(Entries with figure data)
=-=-=-=-=

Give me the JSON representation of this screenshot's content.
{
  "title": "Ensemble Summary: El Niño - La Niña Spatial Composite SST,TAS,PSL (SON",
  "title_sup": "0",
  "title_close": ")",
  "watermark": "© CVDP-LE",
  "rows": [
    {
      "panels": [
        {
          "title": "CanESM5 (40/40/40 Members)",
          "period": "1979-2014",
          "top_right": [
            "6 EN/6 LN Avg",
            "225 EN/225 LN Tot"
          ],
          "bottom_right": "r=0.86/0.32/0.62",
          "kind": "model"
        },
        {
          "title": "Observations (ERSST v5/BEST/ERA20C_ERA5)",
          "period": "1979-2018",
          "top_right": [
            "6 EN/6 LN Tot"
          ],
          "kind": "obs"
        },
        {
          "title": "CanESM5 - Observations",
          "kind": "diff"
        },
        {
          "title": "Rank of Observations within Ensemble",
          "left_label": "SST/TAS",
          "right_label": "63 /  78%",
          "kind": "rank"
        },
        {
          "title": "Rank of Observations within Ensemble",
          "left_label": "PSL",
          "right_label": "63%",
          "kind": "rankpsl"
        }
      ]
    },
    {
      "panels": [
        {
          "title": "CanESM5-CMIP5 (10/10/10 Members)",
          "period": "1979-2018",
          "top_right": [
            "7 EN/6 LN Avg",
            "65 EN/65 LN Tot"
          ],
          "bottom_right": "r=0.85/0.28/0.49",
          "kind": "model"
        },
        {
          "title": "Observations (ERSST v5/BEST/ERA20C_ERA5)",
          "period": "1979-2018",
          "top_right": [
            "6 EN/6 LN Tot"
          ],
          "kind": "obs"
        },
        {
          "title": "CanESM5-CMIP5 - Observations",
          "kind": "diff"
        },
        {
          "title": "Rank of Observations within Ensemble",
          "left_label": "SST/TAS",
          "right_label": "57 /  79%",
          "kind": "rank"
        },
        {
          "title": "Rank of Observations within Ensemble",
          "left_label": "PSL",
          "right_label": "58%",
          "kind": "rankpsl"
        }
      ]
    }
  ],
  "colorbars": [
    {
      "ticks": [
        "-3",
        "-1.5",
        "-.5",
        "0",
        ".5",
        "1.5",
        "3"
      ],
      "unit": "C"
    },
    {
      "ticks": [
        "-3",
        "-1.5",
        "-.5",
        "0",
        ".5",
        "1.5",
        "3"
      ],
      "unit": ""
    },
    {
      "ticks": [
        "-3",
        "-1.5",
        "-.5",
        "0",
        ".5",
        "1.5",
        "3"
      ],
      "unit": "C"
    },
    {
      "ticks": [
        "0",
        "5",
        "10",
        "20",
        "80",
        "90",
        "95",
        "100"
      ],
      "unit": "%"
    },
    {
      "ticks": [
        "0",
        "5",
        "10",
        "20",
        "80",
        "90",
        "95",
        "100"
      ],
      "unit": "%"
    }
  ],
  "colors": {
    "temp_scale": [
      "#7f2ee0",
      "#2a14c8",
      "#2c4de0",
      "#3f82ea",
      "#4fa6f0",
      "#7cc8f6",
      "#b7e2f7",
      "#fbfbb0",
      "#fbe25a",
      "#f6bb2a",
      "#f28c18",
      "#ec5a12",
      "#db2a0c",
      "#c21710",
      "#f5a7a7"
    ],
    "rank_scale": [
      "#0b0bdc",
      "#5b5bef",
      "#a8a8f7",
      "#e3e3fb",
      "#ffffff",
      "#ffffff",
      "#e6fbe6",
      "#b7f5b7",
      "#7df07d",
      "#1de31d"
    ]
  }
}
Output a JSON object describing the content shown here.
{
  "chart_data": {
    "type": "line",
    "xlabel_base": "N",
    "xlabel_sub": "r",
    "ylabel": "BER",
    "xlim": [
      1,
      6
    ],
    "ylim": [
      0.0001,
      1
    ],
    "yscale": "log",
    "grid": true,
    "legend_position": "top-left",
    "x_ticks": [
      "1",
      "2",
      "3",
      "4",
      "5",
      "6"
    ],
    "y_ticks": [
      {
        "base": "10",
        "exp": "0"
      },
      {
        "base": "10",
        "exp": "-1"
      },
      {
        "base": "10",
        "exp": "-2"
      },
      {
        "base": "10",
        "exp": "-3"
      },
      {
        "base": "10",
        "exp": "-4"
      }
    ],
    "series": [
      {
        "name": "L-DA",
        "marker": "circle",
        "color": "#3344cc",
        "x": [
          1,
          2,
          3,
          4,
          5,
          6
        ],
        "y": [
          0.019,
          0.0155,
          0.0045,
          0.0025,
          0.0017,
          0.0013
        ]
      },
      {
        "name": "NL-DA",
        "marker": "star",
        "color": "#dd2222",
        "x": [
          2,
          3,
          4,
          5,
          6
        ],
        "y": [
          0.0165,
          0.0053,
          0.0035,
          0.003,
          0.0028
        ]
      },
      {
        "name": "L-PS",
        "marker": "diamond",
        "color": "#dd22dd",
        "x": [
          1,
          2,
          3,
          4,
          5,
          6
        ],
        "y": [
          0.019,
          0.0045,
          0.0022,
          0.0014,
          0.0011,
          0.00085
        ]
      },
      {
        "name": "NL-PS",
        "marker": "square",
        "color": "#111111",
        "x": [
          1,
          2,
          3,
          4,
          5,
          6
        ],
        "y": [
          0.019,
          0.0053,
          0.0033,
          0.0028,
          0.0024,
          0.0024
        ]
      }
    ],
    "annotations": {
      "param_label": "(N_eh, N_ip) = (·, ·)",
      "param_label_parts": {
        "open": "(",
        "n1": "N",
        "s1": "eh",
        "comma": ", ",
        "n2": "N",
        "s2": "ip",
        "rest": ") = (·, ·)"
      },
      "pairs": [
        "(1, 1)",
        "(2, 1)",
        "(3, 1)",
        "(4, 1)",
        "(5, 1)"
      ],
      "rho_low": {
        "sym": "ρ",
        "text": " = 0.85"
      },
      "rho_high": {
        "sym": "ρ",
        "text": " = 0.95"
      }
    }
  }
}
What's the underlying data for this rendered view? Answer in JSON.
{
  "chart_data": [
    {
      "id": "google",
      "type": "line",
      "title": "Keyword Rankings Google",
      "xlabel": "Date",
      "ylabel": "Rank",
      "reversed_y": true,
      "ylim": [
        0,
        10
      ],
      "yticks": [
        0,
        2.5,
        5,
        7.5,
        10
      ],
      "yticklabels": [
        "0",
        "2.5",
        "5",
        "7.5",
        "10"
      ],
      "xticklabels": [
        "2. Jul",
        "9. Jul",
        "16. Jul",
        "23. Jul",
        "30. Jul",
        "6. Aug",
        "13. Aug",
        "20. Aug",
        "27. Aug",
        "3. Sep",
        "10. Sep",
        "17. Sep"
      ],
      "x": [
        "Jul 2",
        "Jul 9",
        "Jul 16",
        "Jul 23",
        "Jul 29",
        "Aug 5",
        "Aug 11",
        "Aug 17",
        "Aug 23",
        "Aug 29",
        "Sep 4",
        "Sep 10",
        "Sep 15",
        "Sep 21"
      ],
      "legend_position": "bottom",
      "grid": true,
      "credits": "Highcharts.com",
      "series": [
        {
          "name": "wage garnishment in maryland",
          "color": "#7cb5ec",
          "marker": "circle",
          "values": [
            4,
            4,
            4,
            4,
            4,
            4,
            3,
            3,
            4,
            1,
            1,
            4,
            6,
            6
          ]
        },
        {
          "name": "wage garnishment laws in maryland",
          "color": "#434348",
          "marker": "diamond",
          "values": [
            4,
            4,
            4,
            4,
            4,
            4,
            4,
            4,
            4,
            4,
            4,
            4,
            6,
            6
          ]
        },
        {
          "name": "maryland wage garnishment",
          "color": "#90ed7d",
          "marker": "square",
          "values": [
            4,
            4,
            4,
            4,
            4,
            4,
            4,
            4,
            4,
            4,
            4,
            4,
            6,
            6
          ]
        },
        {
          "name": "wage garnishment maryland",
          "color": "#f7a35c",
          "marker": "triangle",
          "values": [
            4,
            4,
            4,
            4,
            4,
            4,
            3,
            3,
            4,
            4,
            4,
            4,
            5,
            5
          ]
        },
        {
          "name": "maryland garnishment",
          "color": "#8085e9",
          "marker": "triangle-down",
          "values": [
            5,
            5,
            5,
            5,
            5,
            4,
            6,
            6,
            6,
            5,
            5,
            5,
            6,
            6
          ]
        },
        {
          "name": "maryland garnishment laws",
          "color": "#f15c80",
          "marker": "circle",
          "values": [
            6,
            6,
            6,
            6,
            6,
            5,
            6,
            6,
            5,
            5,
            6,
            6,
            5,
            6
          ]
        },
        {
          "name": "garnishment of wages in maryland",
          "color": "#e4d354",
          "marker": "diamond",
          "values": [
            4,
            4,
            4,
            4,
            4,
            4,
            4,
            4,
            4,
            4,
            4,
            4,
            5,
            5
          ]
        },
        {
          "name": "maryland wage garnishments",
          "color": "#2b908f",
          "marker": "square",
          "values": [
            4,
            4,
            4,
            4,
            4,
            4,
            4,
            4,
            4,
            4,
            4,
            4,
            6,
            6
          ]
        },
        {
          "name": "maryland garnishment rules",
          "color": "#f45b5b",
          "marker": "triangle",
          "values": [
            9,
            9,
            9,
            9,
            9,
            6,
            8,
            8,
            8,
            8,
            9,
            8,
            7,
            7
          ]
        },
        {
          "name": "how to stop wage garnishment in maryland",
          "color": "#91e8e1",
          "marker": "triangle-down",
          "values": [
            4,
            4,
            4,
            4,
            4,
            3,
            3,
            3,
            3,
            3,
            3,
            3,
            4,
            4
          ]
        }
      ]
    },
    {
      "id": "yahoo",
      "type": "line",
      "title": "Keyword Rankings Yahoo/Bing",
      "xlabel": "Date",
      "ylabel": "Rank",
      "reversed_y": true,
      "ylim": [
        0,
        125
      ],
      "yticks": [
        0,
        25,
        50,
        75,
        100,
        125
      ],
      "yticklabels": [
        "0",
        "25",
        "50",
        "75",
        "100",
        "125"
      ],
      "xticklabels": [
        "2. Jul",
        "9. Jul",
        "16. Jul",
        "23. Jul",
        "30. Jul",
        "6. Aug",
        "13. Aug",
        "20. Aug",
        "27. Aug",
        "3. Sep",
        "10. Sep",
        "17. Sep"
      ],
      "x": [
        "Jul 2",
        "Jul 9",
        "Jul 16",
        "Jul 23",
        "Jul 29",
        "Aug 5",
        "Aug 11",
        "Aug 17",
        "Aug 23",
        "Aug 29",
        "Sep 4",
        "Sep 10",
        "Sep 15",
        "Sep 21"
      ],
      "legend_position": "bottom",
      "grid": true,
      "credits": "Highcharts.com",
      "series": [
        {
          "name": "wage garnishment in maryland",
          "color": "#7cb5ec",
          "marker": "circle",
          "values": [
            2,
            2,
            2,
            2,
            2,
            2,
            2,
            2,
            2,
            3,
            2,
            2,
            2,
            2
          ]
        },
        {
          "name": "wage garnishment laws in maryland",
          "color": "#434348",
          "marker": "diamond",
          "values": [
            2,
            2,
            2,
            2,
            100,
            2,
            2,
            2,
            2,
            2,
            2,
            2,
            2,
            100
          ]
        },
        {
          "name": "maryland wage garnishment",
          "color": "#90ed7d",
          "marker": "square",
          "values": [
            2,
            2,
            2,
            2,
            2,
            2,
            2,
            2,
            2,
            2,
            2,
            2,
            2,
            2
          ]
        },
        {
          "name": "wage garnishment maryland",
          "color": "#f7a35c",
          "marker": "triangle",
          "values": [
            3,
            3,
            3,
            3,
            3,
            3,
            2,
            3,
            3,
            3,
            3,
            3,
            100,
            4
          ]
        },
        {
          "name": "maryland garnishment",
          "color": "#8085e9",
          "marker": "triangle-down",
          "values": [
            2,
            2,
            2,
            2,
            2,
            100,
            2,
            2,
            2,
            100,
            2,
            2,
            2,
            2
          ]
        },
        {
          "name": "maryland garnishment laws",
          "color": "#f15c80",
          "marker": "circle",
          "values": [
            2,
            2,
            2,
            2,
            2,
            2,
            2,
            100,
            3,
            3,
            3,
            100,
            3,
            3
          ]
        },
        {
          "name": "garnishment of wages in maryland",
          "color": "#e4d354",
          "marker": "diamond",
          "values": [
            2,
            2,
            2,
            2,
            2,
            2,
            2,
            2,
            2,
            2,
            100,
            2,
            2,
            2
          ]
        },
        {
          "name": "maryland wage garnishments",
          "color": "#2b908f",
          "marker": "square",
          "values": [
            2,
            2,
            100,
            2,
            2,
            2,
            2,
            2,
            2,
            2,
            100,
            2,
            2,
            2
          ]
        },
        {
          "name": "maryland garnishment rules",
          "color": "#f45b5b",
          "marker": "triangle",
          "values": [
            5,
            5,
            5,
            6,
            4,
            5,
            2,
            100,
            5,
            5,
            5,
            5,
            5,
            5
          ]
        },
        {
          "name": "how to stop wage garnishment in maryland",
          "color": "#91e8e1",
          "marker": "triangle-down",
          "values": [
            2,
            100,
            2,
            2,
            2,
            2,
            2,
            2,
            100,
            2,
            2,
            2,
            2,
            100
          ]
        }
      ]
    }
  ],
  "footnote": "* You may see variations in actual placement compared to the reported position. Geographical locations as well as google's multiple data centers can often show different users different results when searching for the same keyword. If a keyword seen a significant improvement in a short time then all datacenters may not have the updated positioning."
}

=-=-=-=-=

= What you should do =
In the listing above, how many lines hold the word "JSON"? Give the number and nothing more.

= Full output =
3